[start]

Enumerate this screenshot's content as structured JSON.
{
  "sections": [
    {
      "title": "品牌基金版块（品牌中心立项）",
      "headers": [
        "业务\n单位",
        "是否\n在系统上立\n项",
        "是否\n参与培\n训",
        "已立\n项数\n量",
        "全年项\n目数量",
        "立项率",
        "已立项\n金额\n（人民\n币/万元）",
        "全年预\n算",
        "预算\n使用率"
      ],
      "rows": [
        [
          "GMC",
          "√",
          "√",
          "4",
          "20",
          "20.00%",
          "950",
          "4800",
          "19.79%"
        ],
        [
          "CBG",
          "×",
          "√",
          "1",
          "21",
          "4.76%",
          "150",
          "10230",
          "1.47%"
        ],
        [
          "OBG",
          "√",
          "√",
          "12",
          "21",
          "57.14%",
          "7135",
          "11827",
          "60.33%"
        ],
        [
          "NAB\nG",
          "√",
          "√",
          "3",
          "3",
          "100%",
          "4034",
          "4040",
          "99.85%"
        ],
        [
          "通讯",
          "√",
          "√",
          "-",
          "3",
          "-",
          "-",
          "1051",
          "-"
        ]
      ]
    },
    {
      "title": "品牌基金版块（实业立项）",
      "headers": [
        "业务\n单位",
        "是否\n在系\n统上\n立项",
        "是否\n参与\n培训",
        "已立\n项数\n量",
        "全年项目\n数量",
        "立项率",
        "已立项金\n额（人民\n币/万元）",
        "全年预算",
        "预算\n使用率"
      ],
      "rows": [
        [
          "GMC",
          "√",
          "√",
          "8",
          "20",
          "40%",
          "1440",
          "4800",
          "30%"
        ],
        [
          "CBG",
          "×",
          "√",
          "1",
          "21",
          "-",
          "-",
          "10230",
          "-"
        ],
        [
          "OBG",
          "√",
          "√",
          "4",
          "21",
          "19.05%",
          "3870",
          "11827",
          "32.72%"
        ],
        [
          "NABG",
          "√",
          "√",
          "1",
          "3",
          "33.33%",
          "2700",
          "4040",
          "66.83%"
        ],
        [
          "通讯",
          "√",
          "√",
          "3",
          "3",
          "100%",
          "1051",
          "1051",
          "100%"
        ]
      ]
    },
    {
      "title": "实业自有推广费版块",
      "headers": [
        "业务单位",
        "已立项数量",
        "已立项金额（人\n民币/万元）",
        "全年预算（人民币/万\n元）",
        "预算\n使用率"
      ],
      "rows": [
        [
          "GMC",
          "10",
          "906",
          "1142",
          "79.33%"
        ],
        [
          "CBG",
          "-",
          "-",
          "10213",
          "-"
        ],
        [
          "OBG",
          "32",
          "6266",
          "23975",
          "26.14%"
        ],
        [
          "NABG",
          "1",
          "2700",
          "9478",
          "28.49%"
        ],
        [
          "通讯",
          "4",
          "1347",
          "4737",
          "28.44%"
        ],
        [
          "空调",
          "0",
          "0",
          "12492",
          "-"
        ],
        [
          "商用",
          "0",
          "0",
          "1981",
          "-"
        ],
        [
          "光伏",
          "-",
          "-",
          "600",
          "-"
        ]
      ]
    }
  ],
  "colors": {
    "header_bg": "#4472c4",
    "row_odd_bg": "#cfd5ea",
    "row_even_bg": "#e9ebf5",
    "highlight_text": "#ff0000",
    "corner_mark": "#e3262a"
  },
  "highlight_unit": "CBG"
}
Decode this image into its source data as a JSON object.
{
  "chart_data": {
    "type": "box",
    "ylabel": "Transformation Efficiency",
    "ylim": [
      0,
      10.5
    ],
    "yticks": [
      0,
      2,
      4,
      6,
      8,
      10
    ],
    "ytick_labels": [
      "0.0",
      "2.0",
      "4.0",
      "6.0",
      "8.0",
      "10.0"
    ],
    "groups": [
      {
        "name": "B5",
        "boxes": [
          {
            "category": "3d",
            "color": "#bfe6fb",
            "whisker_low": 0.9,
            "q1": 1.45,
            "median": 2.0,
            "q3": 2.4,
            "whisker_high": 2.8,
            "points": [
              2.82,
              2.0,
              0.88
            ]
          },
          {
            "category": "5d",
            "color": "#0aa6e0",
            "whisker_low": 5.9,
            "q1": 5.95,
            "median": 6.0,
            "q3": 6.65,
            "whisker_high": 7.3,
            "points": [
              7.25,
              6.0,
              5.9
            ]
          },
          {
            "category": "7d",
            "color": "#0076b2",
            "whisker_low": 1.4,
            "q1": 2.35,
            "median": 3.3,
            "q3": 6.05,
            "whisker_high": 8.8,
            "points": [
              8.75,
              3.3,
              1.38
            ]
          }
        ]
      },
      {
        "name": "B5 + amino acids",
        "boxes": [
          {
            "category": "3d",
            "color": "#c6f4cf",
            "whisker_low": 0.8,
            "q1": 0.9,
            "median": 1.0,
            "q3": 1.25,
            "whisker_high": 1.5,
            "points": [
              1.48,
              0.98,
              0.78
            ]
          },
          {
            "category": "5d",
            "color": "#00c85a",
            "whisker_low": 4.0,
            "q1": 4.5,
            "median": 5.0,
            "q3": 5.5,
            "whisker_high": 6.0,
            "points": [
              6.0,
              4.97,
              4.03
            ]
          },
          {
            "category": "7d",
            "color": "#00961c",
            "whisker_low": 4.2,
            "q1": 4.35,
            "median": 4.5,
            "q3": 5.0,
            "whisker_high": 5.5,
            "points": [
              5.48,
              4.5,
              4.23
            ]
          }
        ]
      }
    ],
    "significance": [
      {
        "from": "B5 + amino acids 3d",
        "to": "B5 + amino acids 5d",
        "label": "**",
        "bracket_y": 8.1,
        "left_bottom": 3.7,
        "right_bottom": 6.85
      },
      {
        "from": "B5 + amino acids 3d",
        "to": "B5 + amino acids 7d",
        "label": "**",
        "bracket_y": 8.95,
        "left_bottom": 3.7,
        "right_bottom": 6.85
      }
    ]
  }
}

[end]

**YOUR GOAL**. Review the material and copy each line in which the word "title" appears.

**FULL ANSWER**.
      "title": "品牌基金版块（品牌中心立项）",
      "title": "品牌基金版块（实业立项）",
      "title": "实业自有推广费版块",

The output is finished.